▶ _Work required_:
Exclude all pictures, then copy each of the records exactly as written.

[Records from a dataset]
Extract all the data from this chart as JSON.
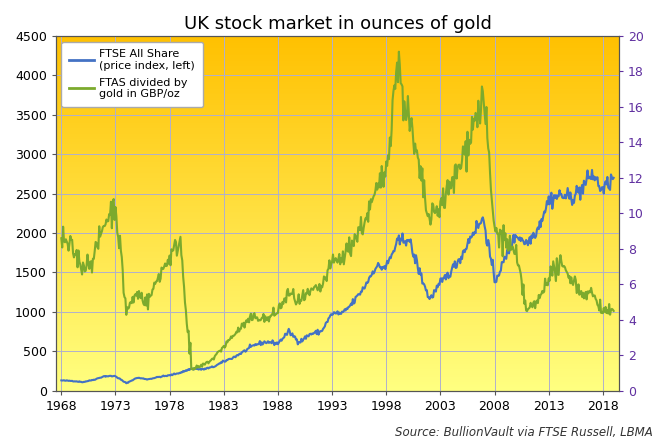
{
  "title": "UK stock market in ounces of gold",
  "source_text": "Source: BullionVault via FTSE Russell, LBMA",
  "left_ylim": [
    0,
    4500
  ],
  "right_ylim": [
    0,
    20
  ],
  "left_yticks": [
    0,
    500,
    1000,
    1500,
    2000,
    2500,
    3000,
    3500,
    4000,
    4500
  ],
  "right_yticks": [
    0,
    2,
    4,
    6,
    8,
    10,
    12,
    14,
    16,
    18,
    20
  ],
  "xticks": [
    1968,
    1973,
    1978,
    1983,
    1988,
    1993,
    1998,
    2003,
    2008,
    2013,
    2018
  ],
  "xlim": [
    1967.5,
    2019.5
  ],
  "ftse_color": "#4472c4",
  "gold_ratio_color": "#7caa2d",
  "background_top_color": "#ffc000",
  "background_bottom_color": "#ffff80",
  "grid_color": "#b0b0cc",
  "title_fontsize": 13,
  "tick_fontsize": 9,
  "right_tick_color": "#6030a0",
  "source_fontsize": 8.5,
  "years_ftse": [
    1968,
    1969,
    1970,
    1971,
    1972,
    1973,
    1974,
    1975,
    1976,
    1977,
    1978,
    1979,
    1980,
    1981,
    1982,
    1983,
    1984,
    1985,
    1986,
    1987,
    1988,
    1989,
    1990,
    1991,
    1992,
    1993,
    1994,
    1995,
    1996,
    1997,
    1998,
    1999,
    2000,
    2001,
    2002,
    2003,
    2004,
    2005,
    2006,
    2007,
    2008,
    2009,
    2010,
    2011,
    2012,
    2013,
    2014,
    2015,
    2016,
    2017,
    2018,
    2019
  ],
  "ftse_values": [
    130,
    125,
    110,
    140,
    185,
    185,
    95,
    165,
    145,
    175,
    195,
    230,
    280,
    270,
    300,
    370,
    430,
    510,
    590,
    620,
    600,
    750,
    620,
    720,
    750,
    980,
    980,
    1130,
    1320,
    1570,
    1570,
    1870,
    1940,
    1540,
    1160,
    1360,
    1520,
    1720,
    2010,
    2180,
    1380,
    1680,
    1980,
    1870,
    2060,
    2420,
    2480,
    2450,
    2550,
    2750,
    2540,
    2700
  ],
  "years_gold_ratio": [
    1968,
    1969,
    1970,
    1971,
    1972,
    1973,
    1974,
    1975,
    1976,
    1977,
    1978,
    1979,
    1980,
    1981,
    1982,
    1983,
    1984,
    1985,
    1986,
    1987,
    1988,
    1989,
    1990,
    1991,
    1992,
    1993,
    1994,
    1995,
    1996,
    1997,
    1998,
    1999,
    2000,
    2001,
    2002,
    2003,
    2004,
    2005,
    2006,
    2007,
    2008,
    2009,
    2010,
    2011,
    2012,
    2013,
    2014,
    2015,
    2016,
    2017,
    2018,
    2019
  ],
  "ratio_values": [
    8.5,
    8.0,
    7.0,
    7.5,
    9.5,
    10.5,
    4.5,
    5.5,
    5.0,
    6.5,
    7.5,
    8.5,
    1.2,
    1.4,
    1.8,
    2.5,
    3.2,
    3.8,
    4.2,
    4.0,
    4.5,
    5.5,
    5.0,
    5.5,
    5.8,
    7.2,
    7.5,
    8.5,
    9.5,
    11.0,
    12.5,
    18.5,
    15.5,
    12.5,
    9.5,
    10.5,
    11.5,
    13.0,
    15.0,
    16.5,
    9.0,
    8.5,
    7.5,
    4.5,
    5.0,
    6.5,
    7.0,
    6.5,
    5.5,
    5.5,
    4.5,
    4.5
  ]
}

▶ _Worked answer_:
Extract all the data from this chart as JSON.
{
  "title": "UK stock market in ounces of gold",
  "source_text": "Source: BullionVault via FTSE Russell, LBMA",
  "left_ylim": [
    0,
    4500
  ],
  "right_ylim": [
    0,
    20
  ],
  "left_yticks": [
    0,
    500,
    1000,
    1500,
    2000,
    2500,
    3000,
    3500,
    4000,
    4500
  ],
  "right_yticks": [
    0,
    2,
    4,
    6,
    8,
    10,
    12,
    14,
    16,
    18,
    20
  ],
  "xticks": [
    1968,
    1973,
    1978,
    1983,
    1988,
    1993,
    1998,
    2003,
    2008,
    2013,
    2018
  ],
  "xlim": [
    1967.5,
    2019.5
  ],
  "ftse_color": "#4472c4",
  "gold_ratio_color": "#7caa2d",
  "background_top_color": "#ffc000",
  "background_bottom_color": "#ffff80",
  "grid_color": "#b0b0cc",
  "title_fontsize": 13,
  "tick_fontsize": 9,
  "right_tick_color": "#6030a0",
  "source_fontsize": 8.5,
  "years_ftse": [
    1968,
    1969,
    1970,
    1971,
    1972,
    1973,
    1974,
    1975,
    1976,
    1977,
    1978,
    1979,
    1980,
    1981,
    1982,
    1983,
    1984,
    1985,
    1986,
    1987,
    1988,
    1989,
    1990,
    1991,
    1992,
    1993,
    1994,
    1995,
    1996,
    1997,
    1998,
    1999,
    2000,
    2001,
    2002,
    2003,
    2004,
    2005,
    2006,
    2007,
    2008,
    2009,
    2010,
    2011,
    2012,
    2013,
    2014,
    2015,
    2016,
    2017,
    2018,
    2019
  ],
  "ftse_values": [
    130,
    125,
    110,
    140,
    185,
    185,
    95,
    165,
    145,
    175,
    195,
    230,
    280,
    270,
    300,
    370,
    430,
    510,
    590,
    620,
    600,
    750,
    620,
    720,
    750,
    980,
    980,
    1130,
    1320,
    1570,
    1570,
    1870,
    1940,
    1540,
    1160,
    1360,
    1520,
    1720,
    2010,
    2180,
    1380,
    1680,
    1980,
    1870,
    2060,
    2420,
    2480,
    2450,
    2550,
    2750,
    2540,
    2700
  ],
  "years_gold_ratio": [
    1968,
    1969,
    1970,
    1971,
    1972,
    1973,
    1974,
    1975,
    1976,
    1977,
    1978,
    1979,
    1980,
    1981,
    1982,
    1983,
    1984,
    1985,
    1986,
    1987,
    1988,
    1989,
    1990,
    1991,
    1992,
    1993,
    1994,
    1995,
    1996,
    1997,
    1998,
    1999,
    2000,
    2001,
    2002,
    2003,
    2004,
    2005,
    2006,
    2007,
    2008,
    2009,
    2010,
    2011,
    2012,
    2013,
    2014,
    2015,
    2016,
    2017,
    2018,
    2019
  ],
  "ratio_values": [
    8.5,
    8.0,
    7.0,
    7.5,
    9.5,
    10.5,
    4.5,
    5.5,
    5.0,
    6.5,
    7.5,
    8.5,
    1.2,
    1.4,
    1.8,
    2.5,
    3.2,
    3.8,
    4.2,
    4.0,
    4.5,
    5.5,
    5.0,
    5.5,
    5.8,
    7.2,
    7.5,
    8.5,
    9.5,
    11.0,
    12.5,
    18.5,
    15.5,
    12.5,
    9.5,
    10.5,
    11.5,
    13.0,
    15.0,
    16.5,
    9.0,
    8.5,
    7.5,
    4.5,
    5.0,
    6.5,
    7.0,
    6.5,
    5.5,
    5.5,
    4.5,
    4.5
  ]
}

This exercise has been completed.